### GIVEN DATA ###

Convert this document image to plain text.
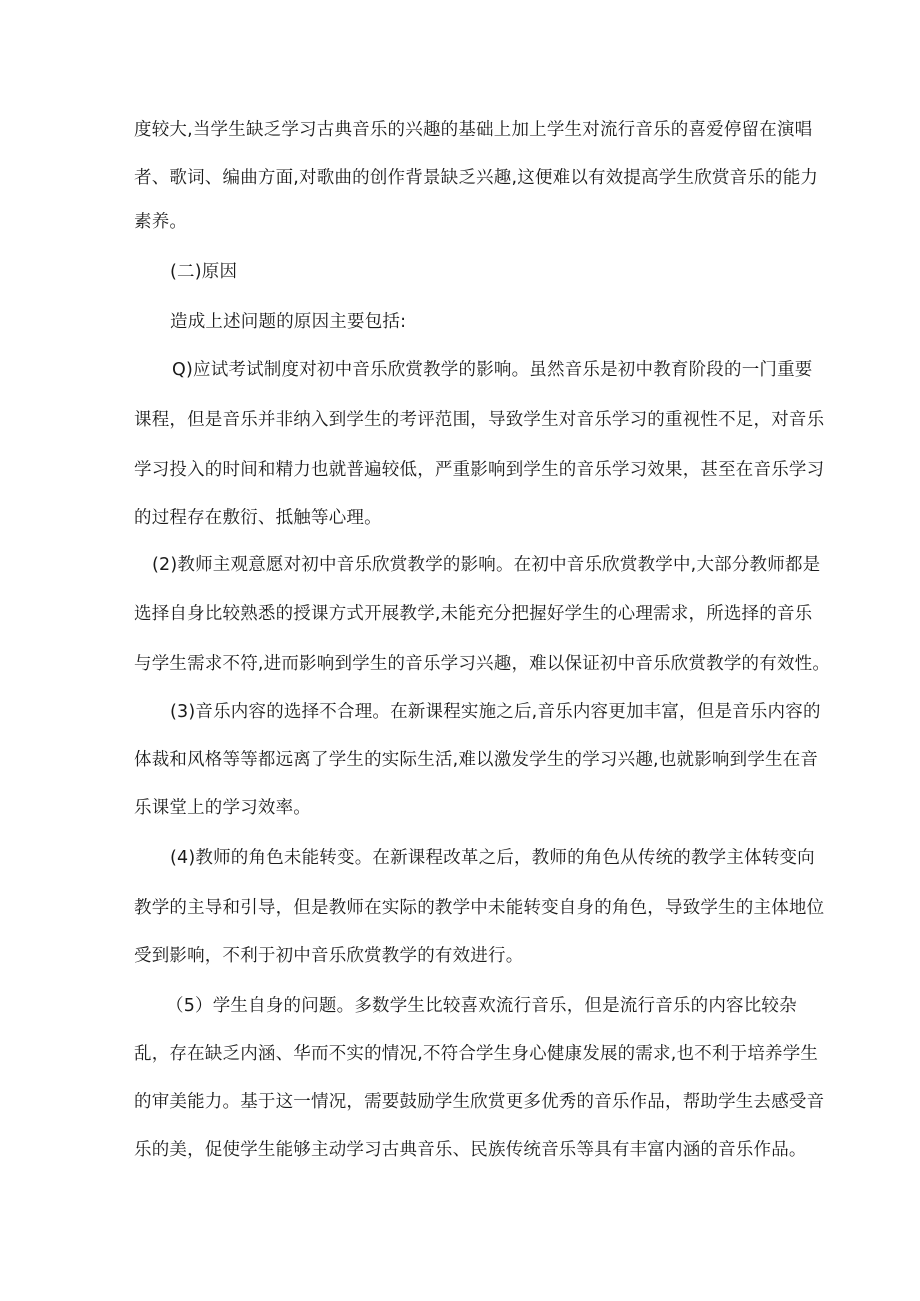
度较大,当学生缺乏学习古典音乐的兴趣的基础上加上学生对流行音乐的喜爱停留在演唱
者、歌词、编曲方面,对歌曲的创作背景缺乏兴趣,这便难以有效提高学生欣赏音乐的能力
素养。
(二)原因
造成上述问题的原因主要包括:
Q)应试考试制度对初中音乐欣赏教学的影响。虽然音乐是初中教育阶段的一门重要
课程，但是音乐并非纳入到学生的考评范围，导致学生对音乐学习的重视性不足，对音乐
学习投入的时间和精力也就普遍较低，严重影响到学生的音乐学习效果，甚至在音乐学习
的过程存在敷衍、抵触等心理。
(2)教师主观意愿对初中音乐欣赏教学的影响。在初中音乐欣赏教学中,大部分教师都是
选择自身比较熟悉的授课方式开展教学,未能充分把握好学生的心理需求，所选择的音乐
与学生需求不符,进而影响到学生的音乐学习兴趣，难以保证初中音乐欣赏教学的有效性。
(3)音乐内容的选择不合理。在新课程实施之后,音乐内容更加丰富，但是音乐内容的
体裁和风格等等都远离了学生的实际生活,难以激发学生的学习兴趣,也就影响到学生在音
乐课堂上的学习效率。
(4)教师的角色未能转变。在新课程改革之后，教师的角色从传统的教学主体转变向
教学的主导和引导，但是教师在实际的教学中未能转变自身的角色，导致学生的主体地位
受到影响，不利于初中音乐欣赏教学的有效进行。
（5）学生自身的问题。多数学生比较喜欢流行音乐，但是流行音乐的内容比较杂
乱，存在缺乏内涵、华而不实的情况,不符合学生身心健康发展的需求,也不利于培养学生
的审美能力。基于这一情况，需要鼓励学生欣赏更多优秀的音乐作品，帮助学生去感受音
乐的美，促使学生能够主动学习古典音乐、民族传统音乐等具有丰富内涵的音乐作品。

###

_EXERCISE TASK_
Output each line exactly; omit every picture.

_ANSWER FOR THIS EXERCISE_
Convert this document image to plain text.
度较大,当学生缺乏学习古典音乐的兴趣的基础上加上学生对流行音乐的喜爱停留在演唱
者、歌词、编曲方面,对歌曲的创作背景缺乏兴趣,这便难以有效提高学生欣赏音乐的能力
素养。
(二)原因
造成上述问题的原因主要包括:
Q)应试考试制度对初中音乐欣赏教学的影响。虽然音乐是初中教育阶段的一门重要
课程，但是音乐并非纳入到学生的考评范围，导致学生对音乐学习的重视性不足，对音乐
学习投入的时间和精力也就普遍较低，严重影响到学生的音乐学习效果，甚至在音乐学习
的过程存在敷衍、抵触等心理。
(2)教师主观意愿对初中音乐欣赏教学的影响。在初中音乐欣赏教学中,大部分教师都是
选择自身比较熟悉的授课方式开展教学,未能充分把握好学生的心理需求，所选择的音乐
与学生需求不符,进而影响到学生的音乐学习兴趣，难以保证初中音乐欣赏教学的有效性。
(3)音乐内容的选择不合理。在新课程实施之后,音乐内容更加丰富，但是音乐内容的
体裁和风格等等都远离了学生的实际生活,难以激发学生的学习兴趣,也就影响到学生在音
乐课堂上的学习效率。
(4)教师的角色未能转变。在新课程改革之后，教师的角色从传统的教学主体转变向
教学的主导和引导，但是教师在实际的教学中未能转变自身的角色，导致学生的主体地位
受到影响，不利于初中音乐欣赏教学的有效进行。
（5）学生自身的问题。多数学生比较喜欢流行音乐，但是流行音乐的内容比较杂
乱，存在缺乏内涵、华而不实的情况,不符合学生身心健康发展的需求,也不利于培养学生
的审美能力。基于这一情况，需要鼓励学生欣赏更多优秀的音乐作品，帮助学生去感受音
乐的美，促使学生能够主动学习古典音乐、民族传统音乐等具有丰富内涵的音乐作品。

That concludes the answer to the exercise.